#### Problem to solve:
Each line containing the word "ἄλλων" must be reported.

#### Records from a data source:
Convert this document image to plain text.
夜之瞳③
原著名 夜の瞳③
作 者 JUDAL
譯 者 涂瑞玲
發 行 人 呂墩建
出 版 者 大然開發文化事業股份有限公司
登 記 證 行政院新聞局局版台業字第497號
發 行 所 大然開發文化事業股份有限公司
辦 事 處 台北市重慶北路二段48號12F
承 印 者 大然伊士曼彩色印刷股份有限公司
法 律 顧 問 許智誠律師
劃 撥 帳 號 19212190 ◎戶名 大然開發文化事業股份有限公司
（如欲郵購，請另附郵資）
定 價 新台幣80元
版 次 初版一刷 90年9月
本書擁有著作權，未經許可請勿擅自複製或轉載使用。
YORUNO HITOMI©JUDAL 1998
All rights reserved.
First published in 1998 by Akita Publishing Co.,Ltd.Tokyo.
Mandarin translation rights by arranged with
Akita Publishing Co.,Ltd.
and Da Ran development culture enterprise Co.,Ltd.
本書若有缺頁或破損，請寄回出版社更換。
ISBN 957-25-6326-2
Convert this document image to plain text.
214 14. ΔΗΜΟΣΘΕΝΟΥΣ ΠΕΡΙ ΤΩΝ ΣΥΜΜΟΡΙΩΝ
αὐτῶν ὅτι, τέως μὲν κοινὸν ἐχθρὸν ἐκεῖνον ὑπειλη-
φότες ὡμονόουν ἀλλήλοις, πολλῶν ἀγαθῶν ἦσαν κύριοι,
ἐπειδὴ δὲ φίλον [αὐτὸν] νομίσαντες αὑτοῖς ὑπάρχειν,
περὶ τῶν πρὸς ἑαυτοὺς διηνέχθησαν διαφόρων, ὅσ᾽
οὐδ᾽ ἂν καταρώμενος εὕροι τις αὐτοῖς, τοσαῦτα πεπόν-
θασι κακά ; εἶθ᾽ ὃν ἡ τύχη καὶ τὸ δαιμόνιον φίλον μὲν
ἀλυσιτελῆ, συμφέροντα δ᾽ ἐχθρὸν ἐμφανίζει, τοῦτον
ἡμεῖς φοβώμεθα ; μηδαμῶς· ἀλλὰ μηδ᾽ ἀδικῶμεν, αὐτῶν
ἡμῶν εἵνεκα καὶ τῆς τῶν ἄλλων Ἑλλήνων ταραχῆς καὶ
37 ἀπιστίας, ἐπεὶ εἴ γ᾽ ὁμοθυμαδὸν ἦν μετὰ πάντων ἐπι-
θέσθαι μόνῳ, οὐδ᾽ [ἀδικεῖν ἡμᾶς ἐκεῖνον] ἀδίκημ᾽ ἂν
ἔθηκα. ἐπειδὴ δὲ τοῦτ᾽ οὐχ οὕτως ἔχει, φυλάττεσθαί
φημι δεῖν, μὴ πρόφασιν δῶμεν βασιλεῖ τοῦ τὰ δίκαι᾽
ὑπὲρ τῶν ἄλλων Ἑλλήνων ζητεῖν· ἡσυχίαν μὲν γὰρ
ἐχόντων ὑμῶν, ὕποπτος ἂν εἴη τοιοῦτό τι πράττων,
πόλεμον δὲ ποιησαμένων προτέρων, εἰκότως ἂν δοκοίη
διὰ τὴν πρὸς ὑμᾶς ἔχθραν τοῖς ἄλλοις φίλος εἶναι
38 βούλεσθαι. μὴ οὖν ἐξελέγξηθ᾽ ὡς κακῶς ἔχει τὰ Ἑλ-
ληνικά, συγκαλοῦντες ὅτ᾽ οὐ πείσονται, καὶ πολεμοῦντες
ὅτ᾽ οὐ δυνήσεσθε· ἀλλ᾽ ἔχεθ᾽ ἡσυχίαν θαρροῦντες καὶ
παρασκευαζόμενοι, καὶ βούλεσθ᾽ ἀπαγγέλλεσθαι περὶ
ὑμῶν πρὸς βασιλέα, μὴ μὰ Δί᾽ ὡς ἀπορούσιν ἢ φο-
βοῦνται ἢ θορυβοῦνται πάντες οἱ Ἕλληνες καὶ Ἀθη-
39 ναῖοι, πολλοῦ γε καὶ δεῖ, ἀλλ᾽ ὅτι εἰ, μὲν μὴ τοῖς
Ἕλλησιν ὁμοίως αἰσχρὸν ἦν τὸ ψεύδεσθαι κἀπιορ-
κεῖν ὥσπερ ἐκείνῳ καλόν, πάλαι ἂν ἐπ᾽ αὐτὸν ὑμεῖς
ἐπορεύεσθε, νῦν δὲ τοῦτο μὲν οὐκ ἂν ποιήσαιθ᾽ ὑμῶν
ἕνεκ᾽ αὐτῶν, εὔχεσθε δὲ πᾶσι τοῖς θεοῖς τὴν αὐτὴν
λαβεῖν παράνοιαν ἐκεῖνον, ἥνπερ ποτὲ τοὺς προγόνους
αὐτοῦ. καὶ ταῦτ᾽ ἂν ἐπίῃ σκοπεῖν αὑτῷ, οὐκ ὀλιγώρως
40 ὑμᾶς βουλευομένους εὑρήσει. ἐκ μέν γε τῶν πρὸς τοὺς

#### Reply to the exercise:
ἡμῶν εἵνεκα καὶ τῆς τῶν ἄλλων Ἑλλήνων ταραχῆς καὶ
ὑπὲρ τῶν ἄλλων Ἑλλήνων ζητεῖν· ἡσυχίαν μὲν γὰρ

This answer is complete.